Each record is to be transcribed exactly.

▸ Exercise input
------------------------------------------------------------------------

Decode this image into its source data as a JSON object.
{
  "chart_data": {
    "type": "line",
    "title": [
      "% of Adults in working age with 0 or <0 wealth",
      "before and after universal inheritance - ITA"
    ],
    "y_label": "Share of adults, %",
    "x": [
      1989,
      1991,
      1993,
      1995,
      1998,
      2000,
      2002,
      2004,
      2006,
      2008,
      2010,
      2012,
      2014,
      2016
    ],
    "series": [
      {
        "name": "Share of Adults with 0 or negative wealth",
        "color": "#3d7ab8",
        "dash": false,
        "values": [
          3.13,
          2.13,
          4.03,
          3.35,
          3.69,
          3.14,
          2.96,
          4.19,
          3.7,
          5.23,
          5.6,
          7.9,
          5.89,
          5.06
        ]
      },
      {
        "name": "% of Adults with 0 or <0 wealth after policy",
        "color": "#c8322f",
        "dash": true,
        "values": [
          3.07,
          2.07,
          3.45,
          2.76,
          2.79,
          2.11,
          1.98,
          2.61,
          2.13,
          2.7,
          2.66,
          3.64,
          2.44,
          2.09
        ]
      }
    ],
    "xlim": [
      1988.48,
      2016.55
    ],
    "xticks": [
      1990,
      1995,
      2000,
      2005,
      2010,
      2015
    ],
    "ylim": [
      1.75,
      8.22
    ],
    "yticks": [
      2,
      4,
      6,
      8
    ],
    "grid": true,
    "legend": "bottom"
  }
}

------------------------------------------------------------------------

▸ Full response
Decode this image into its source data as a JSON object.
{
  "chart_data": {
    "type": "line",
    "title": [
      "% of Adults in working age with 0 or <0 wealth",
      "before and after universal inheritance - ITA"
    ],
    "y_label": "Share of adults, %",
    "x": [
      1989,
      1991,
      1993,
      1995,
      1998,
      2000,
      2002,
      2004,
      2006,
      2008,
      2010,
      2012,
      2014,
      2016
    ],
    "series": [
      {
        "name": "Share of Adults with 0 or negative wealth",
        "color": "#3d7ab8",
        "dash": false,
        "values": [
          3.13,
          2.13,
          4.03,
          3.35,
          3.69,
          3.14,
          2.96,
          4.19,
          3.7,
          5.23,
          5.6,
          7.9,
          5.89,
          5.06
        ]
      },
      {
        "name": "% of Adults with 0 or <0 wealth after policy",
        "color": "#c8322f",
        "dash": true,
        "values": [
          3.07,
          2.07,
          3.45,
          2.76,
          2.79,
          2.11,
          1.98,
          2.61,
          2.13,
          2.7,
          2.66,
          3.64,
          2.44,
          2.09
        ]
      }
    ],
    "xlim": [
      1988.48,
      2016.55
    ],
    "xticks": [
      1990,
      1995,
      2000,
      2005,
      2010,
      2015
    ],
    "ylim": [
      1.75,
      8.22
    ],
    "yticks": [
      2,
      4,
      6,
      8
    ],
    "grid": true,
    "legend": "bottom"
  }
}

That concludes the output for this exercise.